STATED GOAL: Starting at the line that contains "Output a JSON", retype each line to the end of the listing below. Include both ends, but not the pictures.

GIVEN DATA:
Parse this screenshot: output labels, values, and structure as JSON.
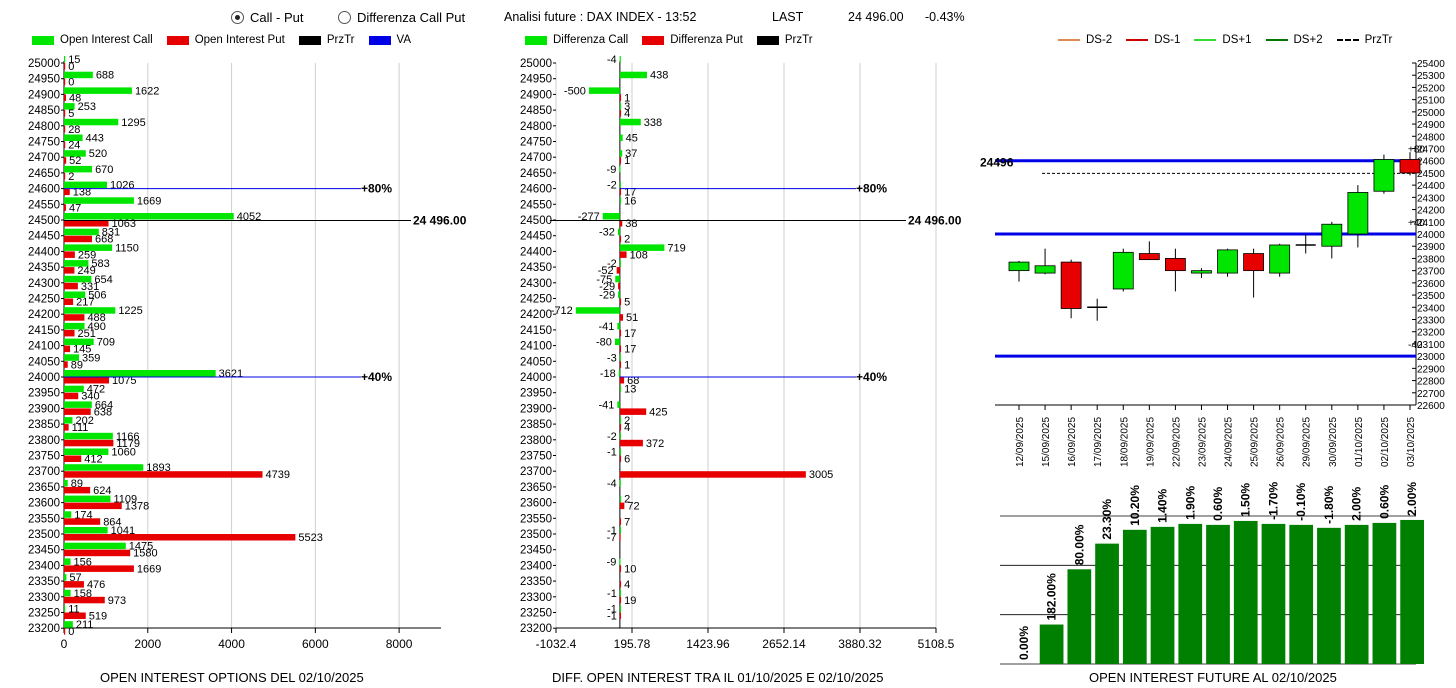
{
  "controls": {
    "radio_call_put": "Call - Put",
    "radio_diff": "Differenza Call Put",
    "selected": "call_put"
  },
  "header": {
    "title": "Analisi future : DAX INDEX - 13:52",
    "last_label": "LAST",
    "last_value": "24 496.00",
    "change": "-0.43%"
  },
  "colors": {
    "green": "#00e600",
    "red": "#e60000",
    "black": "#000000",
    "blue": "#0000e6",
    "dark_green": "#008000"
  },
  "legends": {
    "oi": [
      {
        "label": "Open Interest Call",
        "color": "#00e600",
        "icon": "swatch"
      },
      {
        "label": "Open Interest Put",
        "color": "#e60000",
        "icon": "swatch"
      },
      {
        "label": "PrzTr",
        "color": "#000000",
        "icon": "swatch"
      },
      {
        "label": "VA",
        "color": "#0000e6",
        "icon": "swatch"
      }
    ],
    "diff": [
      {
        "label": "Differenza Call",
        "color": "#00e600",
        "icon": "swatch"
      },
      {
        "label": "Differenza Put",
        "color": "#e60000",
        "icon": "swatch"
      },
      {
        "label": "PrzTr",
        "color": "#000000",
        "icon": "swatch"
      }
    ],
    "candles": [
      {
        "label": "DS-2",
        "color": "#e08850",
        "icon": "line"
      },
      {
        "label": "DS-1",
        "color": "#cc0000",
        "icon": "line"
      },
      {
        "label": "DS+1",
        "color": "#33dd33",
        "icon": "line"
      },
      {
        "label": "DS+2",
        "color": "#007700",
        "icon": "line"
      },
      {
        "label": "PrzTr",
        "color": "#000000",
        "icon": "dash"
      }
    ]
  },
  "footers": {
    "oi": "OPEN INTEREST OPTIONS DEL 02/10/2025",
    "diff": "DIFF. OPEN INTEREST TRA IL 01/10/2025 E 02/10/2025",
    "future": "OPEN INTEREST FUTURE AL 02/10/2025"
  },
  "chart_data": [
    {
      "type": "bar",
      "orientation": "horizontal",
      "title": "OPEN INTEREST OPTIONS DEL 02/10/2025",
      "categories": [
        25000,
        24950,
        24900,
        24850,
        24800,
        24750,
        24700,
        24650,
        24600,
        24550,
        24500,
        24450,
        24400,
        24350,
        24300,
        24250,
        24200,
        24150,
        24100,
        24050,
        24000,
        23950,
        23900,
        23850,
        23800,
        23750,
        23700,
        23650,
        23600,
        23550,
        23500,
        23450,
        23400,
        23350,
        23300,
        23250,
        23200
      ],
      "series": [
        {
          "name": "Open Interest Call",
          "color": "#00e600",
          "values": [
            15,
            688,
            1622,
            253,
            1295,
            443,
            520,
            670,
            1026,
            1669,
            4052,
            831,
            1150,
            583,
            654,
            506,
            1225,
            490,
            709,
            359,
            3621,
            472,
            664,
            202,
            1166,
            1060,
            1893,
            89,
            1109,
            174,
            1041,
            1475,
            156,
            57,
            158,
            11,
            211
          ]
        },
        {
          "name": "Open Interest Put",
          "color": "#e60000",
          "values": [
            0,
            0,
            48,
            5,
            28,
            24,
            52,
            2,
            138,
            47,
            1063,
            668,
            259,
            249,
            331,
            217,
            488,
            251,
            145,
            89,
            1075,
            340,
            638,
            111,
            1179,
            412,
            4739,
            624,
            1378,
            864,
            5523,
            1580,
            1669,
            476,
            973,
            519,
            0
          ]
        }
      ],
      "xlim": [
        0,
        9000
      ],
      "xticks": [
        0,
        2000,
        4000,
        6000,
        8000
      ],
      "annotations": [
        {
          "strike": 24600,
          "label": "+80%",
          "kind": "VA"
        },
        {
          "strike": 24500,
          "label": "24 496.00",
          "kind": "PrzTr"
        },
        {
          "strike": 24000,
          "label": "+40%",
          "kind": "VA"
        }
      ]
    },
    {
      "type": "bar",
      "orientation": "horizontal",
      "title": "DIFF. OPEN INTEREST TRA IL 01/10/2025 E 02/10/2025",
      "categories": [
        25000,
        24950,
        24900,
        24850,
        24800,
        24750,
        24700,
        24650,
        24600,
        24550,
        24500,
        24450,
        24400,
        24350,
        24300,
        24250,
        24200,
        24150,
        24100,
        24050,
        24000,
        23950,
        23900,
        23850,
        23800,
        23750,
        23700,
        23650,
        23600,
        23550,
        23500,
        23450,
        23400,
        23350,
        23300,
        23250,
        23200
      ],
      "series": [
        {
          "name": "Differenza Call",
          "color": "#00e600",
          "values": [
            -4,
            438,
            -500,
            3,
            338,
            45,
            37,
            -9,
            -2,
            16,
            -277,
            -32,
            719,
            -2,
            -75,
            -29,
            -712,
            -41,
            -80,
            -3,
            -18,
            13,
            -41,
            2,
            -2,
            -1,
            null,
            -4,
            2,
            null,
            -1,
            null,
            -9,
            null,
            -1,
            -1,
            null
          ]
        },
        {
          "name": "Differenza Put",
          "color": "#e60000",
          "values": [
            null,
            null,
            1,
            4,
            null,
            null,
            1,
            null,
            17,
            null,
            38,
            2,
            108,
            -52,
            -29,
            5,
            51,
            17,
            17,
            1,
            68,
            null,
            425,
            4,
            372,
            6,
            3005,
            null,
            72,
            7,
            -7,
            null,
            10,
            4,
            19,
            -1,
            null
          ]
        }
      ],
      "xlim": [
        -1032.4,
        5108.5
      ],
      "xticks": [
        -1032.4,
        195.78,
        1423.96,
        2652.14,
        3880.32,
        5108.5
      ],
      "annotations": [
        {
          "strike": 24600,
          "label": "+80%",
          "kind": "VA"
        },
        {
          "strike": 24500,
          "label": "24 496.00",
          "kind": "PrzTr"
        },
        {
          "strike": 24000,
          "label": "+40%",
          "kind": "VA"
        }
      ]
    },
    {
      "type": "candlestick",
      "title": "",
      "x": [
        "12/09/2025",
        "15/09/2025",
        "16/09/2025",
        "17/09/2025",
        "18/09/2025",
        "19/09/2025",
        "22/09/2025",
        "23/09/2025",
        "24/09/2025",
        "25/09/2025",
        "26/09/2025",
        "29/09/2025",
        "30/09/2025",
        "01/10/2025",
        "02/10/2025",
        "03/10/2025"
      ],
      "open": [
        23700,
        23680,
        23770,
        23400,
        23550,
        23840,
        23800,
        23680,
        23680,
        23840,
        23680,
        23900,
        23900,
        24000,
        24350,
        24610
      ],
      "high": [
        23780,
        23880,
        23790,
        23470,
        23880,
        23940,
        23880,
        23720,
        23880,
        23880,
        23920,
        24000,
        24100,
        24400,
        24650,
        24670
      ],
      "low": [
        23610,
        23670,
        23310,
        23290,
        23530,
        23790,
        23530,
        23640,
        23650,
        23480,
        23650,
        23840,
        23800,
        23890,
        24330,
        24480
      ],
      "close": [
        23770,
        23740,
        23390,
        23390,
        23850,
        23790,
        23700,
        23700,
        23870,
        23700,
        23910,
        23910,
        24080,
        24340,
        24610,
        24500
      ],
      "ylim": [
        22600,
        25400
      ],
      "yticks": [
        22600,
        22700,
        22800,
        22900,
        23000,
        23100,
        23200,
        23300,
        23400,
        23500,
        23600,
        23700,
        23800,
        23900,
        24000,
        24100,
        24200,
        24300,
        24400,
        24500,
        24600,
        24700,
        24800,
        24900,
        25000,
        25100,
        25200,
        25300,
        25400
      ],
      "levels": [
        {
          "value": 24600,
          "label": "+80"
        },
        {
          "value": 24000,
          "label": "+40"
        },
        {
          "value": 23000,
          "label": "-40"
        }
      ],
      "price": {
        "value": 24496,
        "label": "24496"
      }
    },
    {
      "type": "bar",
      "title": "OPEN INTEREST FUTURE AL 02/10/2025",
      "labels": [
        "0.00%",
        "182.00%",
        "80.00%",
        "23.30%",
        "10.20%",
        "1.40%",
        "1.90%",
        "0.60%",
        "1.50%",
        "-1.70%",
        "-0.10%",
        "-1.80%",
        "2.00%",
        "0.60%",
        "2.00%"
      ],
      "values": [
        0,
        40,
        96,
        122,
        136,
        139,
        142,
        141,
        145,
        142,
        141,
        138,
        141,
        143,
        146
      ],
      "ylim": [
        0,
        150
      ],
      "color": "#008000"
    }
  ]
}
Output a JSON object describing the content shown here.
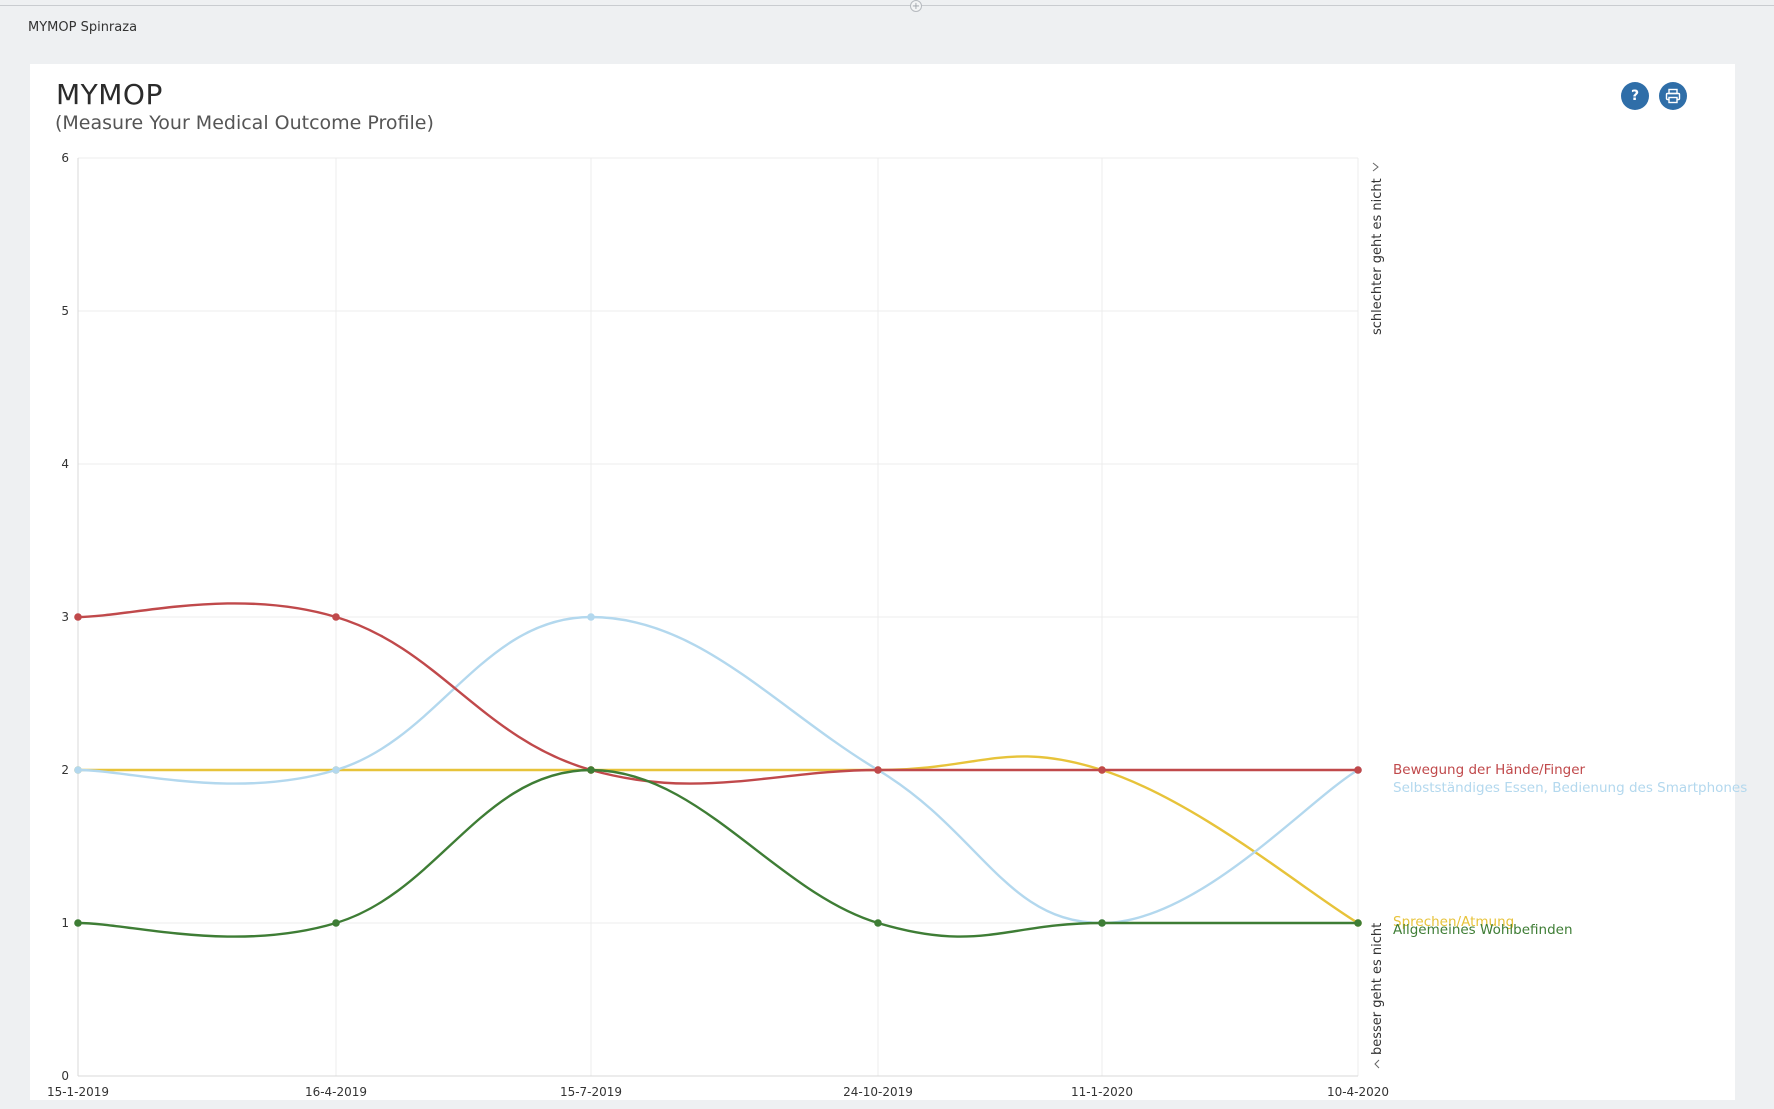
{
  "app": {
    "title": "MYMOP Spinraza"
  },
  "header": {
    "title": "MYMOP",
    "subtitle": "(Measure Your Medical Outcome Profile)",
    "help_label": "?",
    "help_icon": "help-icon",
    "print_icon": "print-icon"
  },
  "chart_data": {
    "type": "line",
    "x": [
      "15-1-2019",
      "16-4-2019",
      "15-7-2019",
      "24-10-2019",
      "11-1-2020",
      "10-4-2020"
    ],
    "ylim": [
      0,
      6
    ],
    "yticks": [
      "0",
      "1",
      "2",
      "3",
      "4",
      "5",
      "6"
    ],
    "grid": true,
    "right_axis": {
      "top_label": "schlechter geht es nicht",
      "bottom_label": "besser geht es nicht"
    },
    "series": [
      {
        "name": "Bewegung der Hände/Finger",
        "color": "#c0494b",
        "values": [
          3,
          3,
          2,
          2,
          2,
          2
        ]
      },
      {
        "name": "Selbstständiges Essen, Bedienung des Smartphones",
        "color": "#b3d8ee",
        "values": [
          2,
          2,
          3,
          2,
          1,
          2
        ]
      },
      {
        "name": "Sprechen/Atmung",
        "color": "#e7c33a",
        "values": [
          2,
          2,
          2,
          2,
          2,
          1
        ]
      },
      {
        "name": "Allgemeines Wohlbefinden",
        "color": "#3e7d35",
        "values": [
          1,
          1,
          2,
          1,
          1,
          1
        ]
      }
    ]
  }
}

FULL SOLUTION:
Output a JSON object describing the content shown here.
{
  "app": {
    "title": "MYMOP Spinraza"
  },
  "header": {
    "title": "MYMOP",
    "subtitle": "(Measure Your Medical Outcome Profile)",
    "help_label": "?",
    "help_icon": "help-icon",
    "print_icon": "print-icon"
  },
  "chart_data": {
    "type": "line",
    "x": [
      "15-1-2019",
      "16-4-2019",
      "15-7-2019",
      "24-10-2019",
      "11-1-2020",
      "10-4-2020"
    ],
    "ylim": [
      0,
      6
    ],
    "yticks": [
      "0",
      "1",
      "2",
      "3",
      "4",
      "5",
      "6"
    ],
    "grid": true,
    "right_axis": {
      "top_label": "schlechter geht es nicht",
      "bottom_label": "besser geht es nicht"
    },
    "series": [
      {
        "name": "Bewegung der Hände/Finger",
        "color": "#c0494b",
        "values": [
          3,
          3,
          2,
          2,
          2,
          2
        ]
      },
      {
        "name": "Selbstständiges Essen, Bedienung des Smartphones",
        "color": "#b3d8ee",
        "values": [
          2,
          2,
          3,
          2,
          1,
          2
        ]
      },
      {
        "name": "Sprechen/Atmung",
        "color": "#e7c33a",
        "values": [
          2,
          2,
          2,
          2,
          2,
          1
        ]
      },
      {
        "name": "Allgemeines Wohlbefinden",
        "color": "#3e7d35",
        "values": [
          1,
          1,
          2,
          1,
          1,
          1
        ]
      }
    ]
  }
}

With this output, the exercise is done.